__Given problem__:
Quote every line as given.

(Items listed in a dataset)
☆ ☆ ☆ ☆ ☆ ☆ ☆

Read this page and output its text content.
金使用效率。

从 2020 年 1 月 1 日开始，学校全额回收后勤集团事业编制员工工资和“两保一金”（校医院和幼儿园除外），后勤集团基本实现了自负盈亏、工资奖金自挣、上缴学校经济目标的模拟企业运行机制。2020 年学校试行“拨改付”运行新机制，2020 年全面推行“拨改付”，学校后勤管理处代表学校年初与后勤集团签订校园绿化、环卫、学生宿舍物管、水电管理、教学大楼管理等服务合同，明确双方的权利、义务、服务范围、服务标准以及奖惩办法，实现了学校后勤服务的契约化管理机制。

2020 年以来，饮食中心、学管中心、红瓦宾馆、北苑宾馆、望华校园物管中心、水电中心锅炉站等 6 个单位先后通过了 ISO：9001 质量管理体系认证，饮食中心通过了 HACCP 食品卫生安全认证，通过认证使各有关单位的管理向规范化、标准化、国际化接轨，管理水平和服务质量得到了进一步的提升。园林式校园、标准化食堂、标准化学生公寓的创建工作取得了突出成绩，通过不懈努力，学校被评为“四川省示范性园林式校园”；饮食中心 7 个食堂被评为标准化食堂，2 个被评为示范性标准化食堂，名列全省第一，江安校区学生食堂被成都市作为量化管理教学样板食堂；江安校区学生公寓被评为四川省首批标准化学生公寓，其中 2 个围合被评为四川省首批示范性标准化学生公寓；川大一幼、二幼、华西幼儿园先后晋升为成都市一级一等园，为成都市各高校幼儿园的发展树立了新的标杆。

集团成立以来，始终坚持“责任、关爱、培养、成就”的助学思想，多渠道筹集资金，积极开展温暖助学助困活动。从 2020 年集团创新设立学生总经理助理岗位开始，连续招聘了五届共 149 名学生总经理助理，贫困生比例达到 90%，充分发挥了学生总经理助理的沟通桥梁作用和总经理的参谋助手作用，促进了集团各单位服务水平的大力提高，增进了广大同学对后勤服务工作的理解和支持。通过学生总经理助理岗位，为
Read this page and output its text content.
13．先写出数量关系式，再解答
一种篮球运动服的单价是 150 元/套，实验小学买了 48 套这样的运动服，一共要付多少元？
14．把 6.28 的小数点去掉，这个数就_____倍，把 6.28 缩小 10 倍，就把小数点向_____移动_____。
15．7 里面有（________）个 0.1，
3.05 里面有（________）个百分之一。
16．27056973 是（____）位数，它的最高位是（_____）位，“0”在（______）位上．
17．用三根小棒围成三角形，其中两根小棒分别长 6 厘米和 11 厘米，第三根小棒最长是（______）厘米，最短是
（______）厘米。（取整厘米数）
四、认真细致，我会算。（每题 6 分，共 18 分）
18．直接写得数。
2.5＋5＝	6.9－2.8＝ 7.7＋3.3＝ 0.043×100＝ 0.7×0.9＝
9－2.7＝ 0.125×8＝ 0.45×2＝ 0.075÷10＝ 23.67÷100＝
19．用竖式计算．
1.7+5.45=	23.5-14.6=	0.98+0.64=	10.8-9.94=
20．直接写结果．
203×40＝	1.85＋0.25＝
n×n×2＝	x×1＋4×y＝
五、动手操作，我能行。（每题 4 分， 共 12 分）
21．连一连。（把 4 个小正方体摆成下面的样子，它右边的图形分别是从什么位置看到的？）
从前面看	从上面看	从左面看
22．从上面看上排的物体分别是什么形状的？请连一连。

☆ ☆ ☆ ☆ ☆ ☆ ☆

__Answer to the task__:
Read this page and output its text content.
金使用效率。

从 2020 年 1 月 1 日开始，学校全额回收后勤集团事业编制员工工资和“两保一金”（校医院和幼儿园除外），后勤集团基本实现了自负盈亏、工资奖金自挣、上缴学校经济目标的模拟企业运行机制。2020 年学校试行“拨改付”运行新机制，2020 年全面推行“拨改付”，学校后勤管理处代表学校年初与后勤集团签订校园绿化、环卫、学生宿舍物管、水电管理、教学大楼管理等服务合同，明确双方的权利、义务、服务范围、服务标准以及奖惩办法，实现了学校后勤服务的契约化管理机制。

2020 年以来，饮食中心、学管中心、红瓦宾馆、北苑宾馆、望华校园物管中心、水电中心锅炉站等 6 个单位先后通过了 ISO：9001 质量管理体系认证，饮食中心通过了 HACCP 食品卫生安全认证，通过认证使各有关单位的管理向规范化、标准化、国际化接轨，管理水平和服务质量得到了进一步的提升。园林式校园、标准化食堂、标准化学生公寓的创建工作取得了突出成绩，通过不懈努力，学校被评为“四川省示范性园林式校园”；饮食中心 7 个食堂被评为标准化食堂，2 个被评为示范性标准化食堂，名列全省第一，江安校区学生食堂被成都市作为量化管理教学样板食堂；江安校区学生公寓被评为四川省首批标准化学生公寓，其中 2 个围合被评为四川省首批示范性标准化学生公寓；川大一幼、二幼、华西幼儿园先后晋升为成都市一级一等园，为成都市各高校幼儿园的发展树立了新的标杆。

集团成立以来，始终坚持“责任、关爱、培养、成就”的助学思想，多渠道筹集资金，积极开展温暖助学助困活动。从 2020 年集团创新设立学生总经理助理岗位开始，连续招聘了五届共 149 名学生总经理助理，贫困生比例达到 90%，充分发挥了学生总经理助理的沟通桥梁作用和总经理的参谋助手作用，促进了集团各单位服务水平的大力提高，增进了广大同学对后勤服务工作的理解和支持。通过学生总经理助理岗位，为
Read this page and output its text content.
13．先写出数量关系式，再解答
一种篮球运动服的单价是 150 元/套，实验小学买了 48 套这样的运动服，一共要付多少元？
14．把 6.28 的小数点去掉，这个数就_____倍，把 6.28 缩小 10 倍，就把小数点向_____移动_____。
15．7 里面有（________）个 0.1，
3.05 里面有（________）个百分之一。
16．27056973 是（____）位数，它的最高位是（_____）位，“0”在（______）位上．
17．用三根小棒围成三角形，其中两根小棒分别长 6 厘米和 11 厘米，第三根小棒最长是（______）厘米，最短是
（______）厘米。（取整厘米数）
四、认真细致，我会算。（每题 6 分，共 18 分）
18．直接写得数。
2.5＋5＝	6.9－2.8＝ 7.7＋3.3＝ 0.043×100＝ 0.7×0.9＝
9－2.7＝ 0.125×8＝ 0.45×2＝ 0.075÷10＝ 23.67÷100＝
19．用竖式计算．
1.7+5.45=	23.5-14.6=	0.98+0.64=	10.8-9.94=
20．直接写结果．
203×40＝	1.85＋0.25＝
n×n×2＝	x×1＋4×y＝
五、动手操作，我能行。（每题 4 分， 共 12 分）
21．连一连。（把 4 个小正方体摆成下面的样子，它右边的图形分别是从什么位置看到的？）
从前面看	从上面看	从左面看
22．从上面看上排的物体分别是什么形状的？请连一连。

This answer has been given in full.